Given information »
________________________

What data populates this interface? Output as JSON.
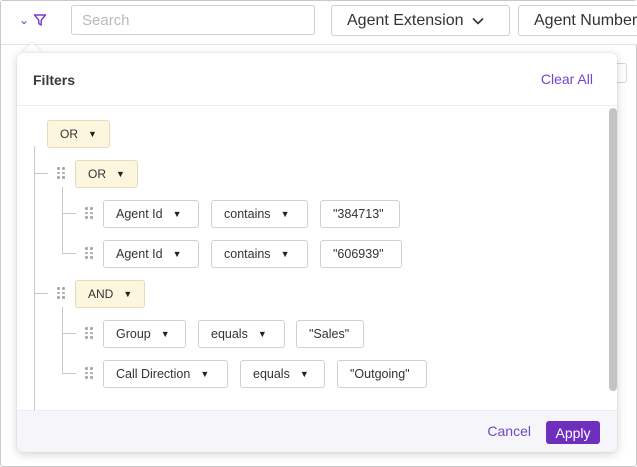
{
  "toolbar": {
    "search_placeholder": "Search",
    "column_selects": [
      {
        "label": "Agent Extension"
      },
      {
        "label": "Agent Number"
      }
    ]
  },
  "filters": {
    "title": "Filters",
    "clear_all": "Clear All",
    "root_operator": "OR",
    "groups": [
      {
        "operator": "OR",
        "conditions": [
          {
            "field": "Agent Id",
            "op": "contains",
            "value": "\"384713\""
          },
          {
            "field": "Agent Id",
            "op": "contains",
            "value": "\"606939\""
          }
        ]
      },
      {
        "operator": "AND",
        "conditions": [
          {
            "field": "Group",
            "op": "equals",
            "value": "\"Sales\""
          },
          {
            "field": "Call Direction",
            "op": "equals",
            "value": "\"Outgoing\""
          }
        ]
      }
    ],
    "cancel": "Cancel",
    "apply": "Apply"
  },
  "colors": {
    "accent": "#6e2fbf",
    "link": "#6f48c9",
    "operator_bg": "#fdf6df"
  },
  "icons": {
    "filter": "filter-funnel-icon",
    "toggle": "chevron-down-icon",
    "select_arrow": "chevron-down-icon",
    "drag": "drag-handle-icon",
    "caret": "caret-down-icon"
  }
}
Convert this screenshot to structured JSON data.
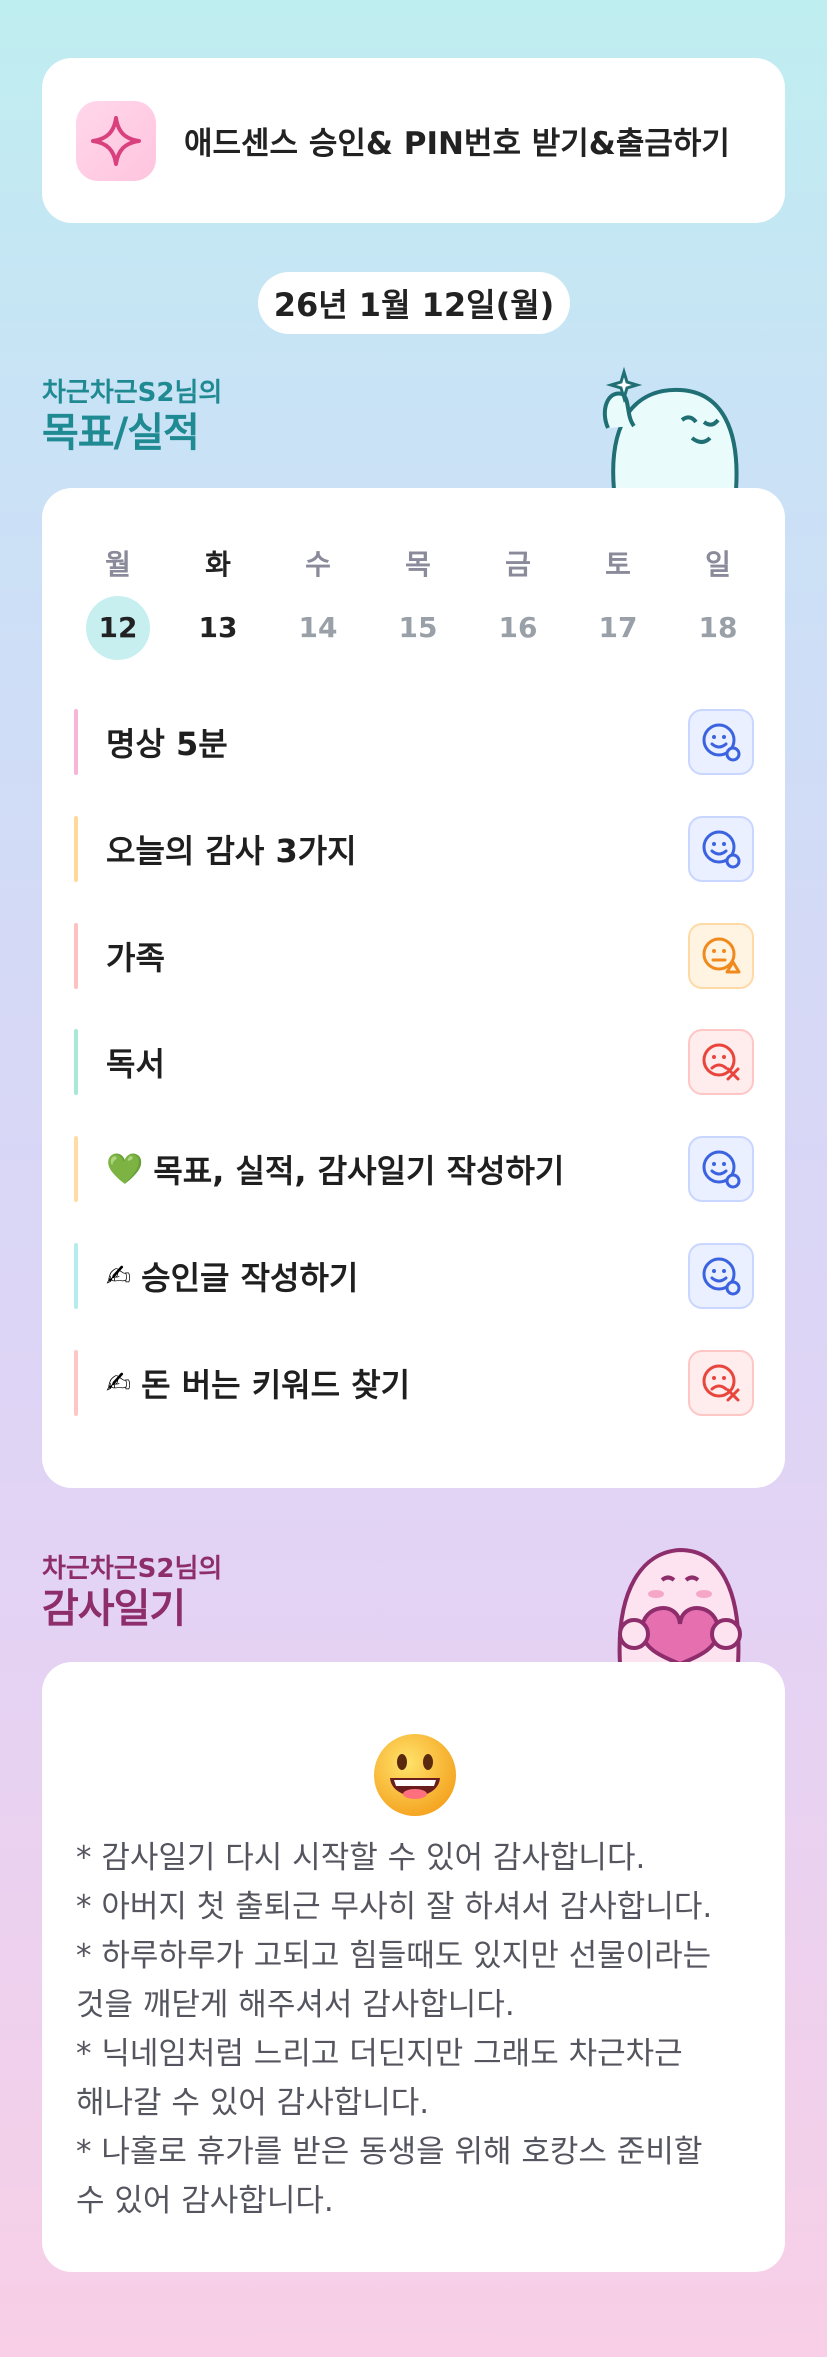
{
  "banner": {
    "title": "애드센스 승인& PIN번호 받기&출금하기",
    "icon": "sparkle-icon"
  },
  "date": "26년 1월 12일(월)",
  "goals_section": {
    "subtitle": "차근차근S2님의",
    "title": "목표/실적"
  },
  "calendar": {
    "weekdays": [
      "월",
      "화",
      "수",
      "목",
      "금",
      "토",
      "일"
    ],
    "days": [
      "12",
      "13",
      "14",
      "15",
      "16",
      "17",
      "18"
    ],
    "selected_index": 0
  },
  "tasks": [
    {
      "label": "명상 5분",
      "emoji": "",
      "bar_color": "#f7b6d6",
      "status": "blue",
      "status_icon": "smile-check-icon"
    },
    {
      "label": "오늘의 감사 3가지",
      "emoji": "",
      "bar_color": "#ffd99a",
      "status": "blue",
      "status_icon": "smile-check-icon"
    },
    {
      "label": "가족",
      "emoji": "",
      "bar_color": "#ffc0c0",
      "status": "orange",
      "status_icon": "meh-warning-icon"
    },
    {
      "label": "독서",
      "emoji": "",
      "bar_color": "#a8e8d8",
      "status": "red",
      "status_icon": "sad-x-icon"
    },
    {
      "label": "목표, 실적, 감사일기 작성하기",
      "emoji": "💚",
      "bar_color": "#ffdca6",
      "status": "blue",
      "status_icon": "smile-check-icon"
    },
    {
      "label": "승인글 작성하기",
      "emoji": "✍",
      "bar_color": "#b7ecef",
      "status": "blue",
      "status_icon": "smile-check-icon"
    },
    {
      "label": "돈 버는 키워드 찾기",
      "emoji": "✍",
      "bar_color": "#ffc6c6",
      "status": "red",
      "status_icon": "sad-x-icon"
    }
  ],
  "diary_section": {
    "subtitle": "차근차근S2님의",
    "title": "감사일기"
  },
  "diary": {
    "emoji": "grinning-face-icon",
    "lines": [
      "* 감사일기 다시 시작할 수 있어 감사합니다.",
      "* 아버지 첫 출퇴근 무사히 잘 하셔서 감사합니다.",
      "* 하루하루가 고되고 힘들때도 있지만 선물이라는",
      "것을 깨닫게 해주셔서 감사합니다.",
      "* 닉네임처럼 느리고 더딘지만 그래도 차근차근",
      "해나갈 수 있어 감사합니다.",
      "* 나홀로 휴가를 받은 동생을 위해 호캉스 준비할",
      "수 있어 감사합니다."
    ]
  },
  "colors": {
    "goals_heading": "#1f8a92",
    "diary_heading": "#8e2d6c",
    "today_bg": "#c7eff0"
  }
}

________________________

Written exercise » Quote the preceding records in their entirety, excluding every picture.

Result for this exercise »
What data populates this interface? Output as JSON.
{
  "toolbar": {
    "search_placeholder": "Search",
    "column_selects": [
      {
        "label": "Agent Extension"
      },
      {
        "label": "Agent Number"
      }
    ]
  },
  "filters": {
    "title": "Filters",
    "clear_all": "Clear All",
    "root_operator": "OR",
    "groups": [
      {
        "operator": "OR",
        "conditions": [
          {
            "field": "Agent Id",
            "op": "contains",
            "value": "\"384713\""
          },
          {
            "field": "Agent Id",
            "op": "contains",
            "value": "\"606939\""
          }
        ]
      },
      {
        "operator": "AND",
        "conditions": [
          {
            "field": "Group",
            "op": "equals",
            "value": "\"Sales\""
          },
          {
            "field": "Call Direction",
            "op": "equals",
            "value": "\"Outgoing\""
          }
        ]
      }
    ],
    "cancel": "Cancel",
    "apply": "Apply"
  },
  "colors": {
    "accent": "#6e2fbf",
    "link": "#6f48c9",
    "operator_bg": "#fdf6df"
  },
  "icons": {
    "filter": "filter-funnel-icon",
    "toggle": "chevron-down-icon",
    "select_arrow": "chevron-down-icon",
    "drag": "drag-handle-icon",
    "caret": "caret-down-icon"
  }
}
Convert this screenshot to structured JSON data.
{
  "banner": {
    "title": "애드센스 승인& PIN번호 받기&출금하기",
    "icon": "sparkle-icon"
  },
  "date": "26년 1월 12일(월)",
  "goals_section": {
    "subtitle": "차근차근S2님의",
    "title": "목표/실적"
  },
  "calendar": {
    "weekdays": [
      "월",
      "화",
      "수",
      "목",
      "금",
      "토",
      "일"
    ],
    "days": [
      "12",
      "13",
      "14",
      "15",
      "16",
      "17",
      "18"
    ],
    "selected_index": 0
  },
  "tasks": [
    {
      "label": "명상 5분",
      "emoji": "",
      "bar_color": "#f7b6d6",
      "status": "blue",
      "status_icon": "smile-check-icon"
    },
    {
      "label": "오늘의 감사 3가지",
      "emoji": "",
      "bar_color": "#ffd99a",
      "status": "blue",
      "status_icon": "smile-check-icon"
    },
    {
      "label": "가족",
      "emoji": "",
      "bar_color": "#ffc0c0",
      "status": "orange",
      "status_icon": "meh-warning-icon"
    },
    {
      "label": "독서",
      "emoji": "",
      "bar_color": "#a8e8d8",
      "status": "red",
      "status_icon": "sad-x-icon"
    },
    {
      "label": "목표, 실적, 감사일기 작성하기",
      "emoji": "💚",
      "bar_color": "#ffdca6",
      "status": "blue",
      "status_icon": "smile-check-icon"
    },
    {
      "label": "승인글 작성하기",
      "emoji": "✍",
      "bar_color": "#b7ecef",
      "status": "blue",
      "status_icon": "smile-check-icon"
    },
    {
      "label": "돈 버는 키워드 찾기",
      "emoji": "✍",
      "bar_color": "#ffc6c6",
      "status": "red",
      "status_icon": "sad-x-icon"
    }
  ],
  "diary_section": {
    "subtitle": "차근차근S2님의",
    "title": "감사일기"
  },
  "diary": {
    "emoji": "grinning-face-icon",
    "lines": [
      "* 감사일기 다시 시작할 수 있어 감사합니다.",
      "* 아버지 첫 출퇴근 무사히 잘 하셔서 감사합니다.",
      "* 하루하루가 고되고 힘들때도 있지만 선물이라는",
      "것을 깨닫게 해주셔서 감사합니다.",
      "* 닉네임처럼 느리고 더딘지만 그래도 차근차근",
      "해나갈 수 있어 감사합니다.",
      "* 나홀로 휴가를 받은 동생을 위해 호캉스 준비할",
      "수 있어 감사합니다."
    ]
  },
  "colors": {
    "goals_heading": "#1f8a92",
    "diary_heading": "#8e2d6c",
    "today_bg": "#c7eff0"
  }
}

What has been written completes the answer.